◆ **Exercise requirements**
Whenever a line below includes the string "Confidence", show it.

*****

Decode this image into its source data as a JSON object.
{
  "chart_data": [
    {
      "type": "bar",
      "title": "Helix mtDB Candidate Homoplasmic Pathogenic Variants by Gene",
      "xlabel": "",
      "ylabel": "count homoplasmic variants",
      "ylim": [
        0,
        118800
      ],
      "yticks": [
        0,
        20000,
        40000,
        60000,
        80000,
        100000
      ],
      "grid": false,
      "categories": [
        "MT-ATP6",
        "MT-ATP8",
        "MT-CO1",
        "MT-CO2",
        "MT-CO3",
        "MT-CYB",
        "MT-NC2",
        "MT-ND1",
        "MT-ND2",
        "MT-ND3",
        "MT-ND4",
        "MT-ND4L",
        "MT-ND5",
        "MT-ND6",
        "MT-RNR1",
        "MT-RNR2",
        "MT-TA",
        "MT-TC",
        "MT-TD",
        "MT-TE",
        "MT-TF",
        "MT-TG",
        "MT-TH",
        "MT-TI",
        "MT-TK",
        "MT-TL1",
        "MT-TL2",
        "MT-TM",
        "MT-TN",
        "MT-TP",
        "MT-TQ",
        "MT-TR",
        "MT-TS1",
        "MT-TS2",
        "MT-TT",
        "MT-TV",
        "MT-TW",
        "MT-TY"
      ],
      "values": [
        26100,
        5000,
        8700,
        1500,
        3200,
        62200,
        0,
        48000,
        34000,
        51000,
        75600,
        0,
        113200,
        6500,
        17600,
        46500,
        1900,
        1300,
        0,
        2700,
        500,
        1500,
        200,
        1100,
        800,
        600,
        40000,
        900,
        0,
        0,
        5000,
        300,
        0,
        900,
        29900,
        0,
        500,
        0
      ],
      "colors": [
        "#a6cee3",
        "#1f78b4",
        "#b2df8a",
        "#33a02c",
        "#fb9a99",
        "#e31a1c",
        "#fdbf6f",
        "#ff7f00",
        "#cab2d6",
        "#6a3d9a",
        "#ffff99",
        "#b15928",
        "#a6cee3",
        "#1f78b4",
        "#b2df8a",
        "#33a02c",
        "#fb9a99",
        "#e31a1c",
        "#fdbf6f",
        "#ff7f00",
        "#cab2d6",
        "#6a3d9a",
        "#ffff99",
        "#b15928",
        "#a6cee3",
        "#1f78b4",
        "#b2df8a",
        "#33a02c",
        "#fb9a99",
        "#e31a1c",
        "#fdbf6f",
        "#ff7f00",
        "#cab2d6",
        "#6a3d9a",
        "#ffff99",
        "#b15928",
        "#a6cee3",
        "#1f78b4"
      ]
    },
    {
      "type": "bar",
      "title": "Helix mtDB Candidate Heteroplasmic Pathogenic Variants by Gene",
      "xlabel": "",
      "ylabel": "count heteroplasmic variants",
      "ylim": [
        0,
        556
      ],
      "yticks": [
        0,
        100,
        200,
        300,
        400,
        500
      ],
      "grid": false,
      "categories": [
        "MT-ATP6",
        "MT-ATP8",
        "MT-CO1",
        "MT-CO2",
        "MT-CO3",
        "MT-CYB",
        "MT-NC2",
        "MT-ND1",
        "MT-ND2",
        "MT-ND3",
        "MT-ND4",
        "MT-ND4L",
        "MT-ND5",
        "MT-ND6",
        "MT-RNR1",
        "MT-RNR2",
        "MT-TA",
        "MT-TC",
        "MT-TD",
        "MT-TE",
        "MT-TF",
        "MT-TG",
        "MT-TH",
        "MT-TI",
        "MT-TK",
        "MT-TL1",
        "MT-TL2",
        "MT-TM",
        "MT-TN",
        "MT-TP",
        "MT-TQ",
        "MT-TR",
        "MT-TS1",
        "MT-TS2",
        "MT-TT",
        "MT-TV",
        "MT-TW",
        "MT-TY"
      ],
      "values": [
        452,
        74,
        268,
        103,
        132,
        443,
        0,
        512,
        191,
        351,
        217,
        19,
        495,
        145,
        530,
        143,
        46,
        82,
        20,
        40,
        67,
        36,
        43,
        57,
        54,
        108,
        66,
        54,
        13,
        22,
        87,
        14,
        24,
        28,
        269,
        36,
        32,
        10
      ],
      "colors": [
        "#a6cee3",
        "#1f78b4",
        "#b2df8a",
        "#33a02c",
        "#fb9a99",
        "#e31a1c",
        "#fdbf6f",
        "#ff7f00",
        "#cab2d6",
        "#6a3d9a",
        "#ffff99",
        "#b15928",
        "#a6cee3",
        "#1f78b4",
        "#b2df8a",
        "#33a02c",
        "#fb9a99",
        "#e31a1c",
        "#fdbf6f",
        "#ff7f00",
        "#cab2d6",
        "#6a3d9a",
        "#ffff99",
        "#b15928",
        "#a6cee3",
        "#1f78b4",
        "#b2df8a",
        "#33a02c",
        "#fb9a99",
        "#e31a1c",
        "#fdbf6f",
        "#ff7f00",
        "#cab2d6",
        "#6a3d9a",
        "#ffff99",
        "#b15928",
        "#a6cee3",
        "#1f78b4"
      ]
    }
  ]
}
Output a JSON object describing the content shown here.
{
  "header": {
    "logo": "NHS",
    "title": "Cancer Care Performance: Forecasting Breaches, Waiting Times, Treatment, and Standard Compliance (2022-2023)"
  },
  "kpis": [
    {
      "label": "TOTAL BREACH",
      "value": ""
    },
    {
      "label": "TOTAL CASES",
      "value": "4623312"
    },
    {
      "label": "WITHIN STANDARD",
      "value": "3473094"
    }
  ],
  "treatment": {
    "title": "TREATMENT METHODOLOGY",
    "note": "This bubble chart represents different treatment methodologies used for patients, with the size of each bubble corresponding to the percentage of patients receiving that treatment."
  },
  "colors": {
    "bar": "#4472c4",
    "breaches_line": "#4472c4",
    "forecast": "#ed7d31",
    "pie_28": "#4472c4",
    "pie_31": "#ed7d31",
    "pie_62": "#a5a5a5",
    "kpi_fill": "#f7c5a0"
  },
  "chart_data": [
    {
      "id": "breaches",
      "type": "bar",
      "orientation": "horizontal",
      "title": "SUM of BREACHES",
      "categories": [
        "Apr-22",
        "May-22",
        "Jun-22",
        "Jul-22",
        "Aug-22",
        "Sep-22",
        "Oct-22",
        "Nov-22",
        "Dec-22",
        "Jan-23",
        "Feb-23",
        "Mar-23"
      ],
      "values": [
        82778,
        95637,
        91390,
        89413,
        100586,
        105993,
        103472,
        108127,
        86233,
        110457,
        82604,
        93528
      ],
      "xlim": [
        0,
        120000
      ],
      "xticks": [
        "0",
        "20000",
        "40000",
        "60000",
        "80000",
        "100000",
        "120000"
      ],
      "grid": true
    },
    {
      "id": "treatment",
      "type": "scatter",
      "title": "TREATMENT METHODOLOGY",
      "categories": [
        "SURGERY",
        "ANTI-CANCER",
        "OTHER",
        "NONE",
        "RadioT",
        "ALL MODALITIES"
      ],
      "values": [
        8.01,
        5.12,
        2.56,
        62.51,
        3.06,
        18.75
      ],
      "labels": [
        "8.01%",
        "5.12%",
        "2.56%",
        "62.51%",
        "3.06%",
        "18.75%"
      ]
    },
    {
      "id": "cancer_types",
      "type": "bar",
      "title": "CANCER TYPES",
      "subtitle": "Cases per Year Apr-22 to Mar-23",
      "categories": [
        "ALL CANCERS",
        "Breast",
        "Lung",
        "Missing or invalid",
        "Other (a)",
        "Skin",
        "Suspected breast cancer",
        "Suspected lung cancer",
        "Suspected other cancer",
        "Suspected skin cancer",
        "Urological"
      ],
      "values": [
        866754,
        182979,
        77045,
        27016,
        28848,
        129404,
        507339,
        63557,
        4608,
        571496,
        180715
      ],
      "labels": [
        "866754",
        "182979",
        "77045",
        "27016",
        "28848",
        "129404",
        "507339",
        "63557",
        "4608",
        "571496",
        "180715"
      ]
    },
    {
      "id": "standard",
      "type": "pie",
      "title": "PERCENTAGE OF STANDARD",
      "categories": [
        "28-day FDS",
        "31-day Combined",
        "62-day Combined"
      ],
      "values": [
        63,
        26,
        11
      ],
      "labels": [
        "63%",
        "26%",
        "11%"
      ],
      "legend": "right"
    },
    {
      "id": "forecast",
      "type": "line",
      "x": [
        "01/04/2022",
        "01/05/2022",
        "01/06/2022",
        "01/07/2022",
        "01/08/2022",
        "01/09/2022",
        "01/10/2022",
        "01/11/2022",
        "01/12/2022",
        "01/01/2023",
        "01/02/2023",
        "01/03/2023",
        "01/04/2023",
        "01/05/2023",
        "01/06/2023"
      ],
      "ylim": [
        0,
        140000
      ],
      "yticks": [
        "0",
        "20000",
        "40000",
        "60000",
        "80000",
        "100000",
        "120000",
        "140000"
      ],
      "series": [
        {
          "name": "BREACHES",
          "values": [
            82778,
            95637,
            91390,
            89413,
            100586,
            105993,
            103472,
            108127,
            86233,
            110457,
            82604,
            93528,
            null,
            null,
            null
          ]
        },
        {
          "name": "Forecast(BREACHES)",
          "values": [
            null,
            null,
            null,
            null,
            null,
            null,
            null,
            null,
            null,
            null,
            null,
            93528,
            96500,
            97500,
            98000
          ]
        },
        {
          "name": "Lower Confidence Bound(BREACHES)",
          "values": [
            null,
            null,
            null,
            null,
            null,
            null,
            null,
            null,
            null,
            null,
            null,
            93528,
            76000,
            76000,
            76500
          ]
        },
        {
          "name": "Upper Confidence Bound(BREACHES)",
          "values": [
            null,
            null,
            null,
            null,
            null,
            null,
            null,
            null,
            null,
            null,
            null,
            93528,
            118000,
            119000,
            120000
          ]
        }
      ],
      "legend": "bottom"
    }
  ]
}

*****

◆ **Exercise solution**
          "name": "Lower Confidence Bound(BREACHES)",
          "name": "Upper Confidence Bound(BREACHES)",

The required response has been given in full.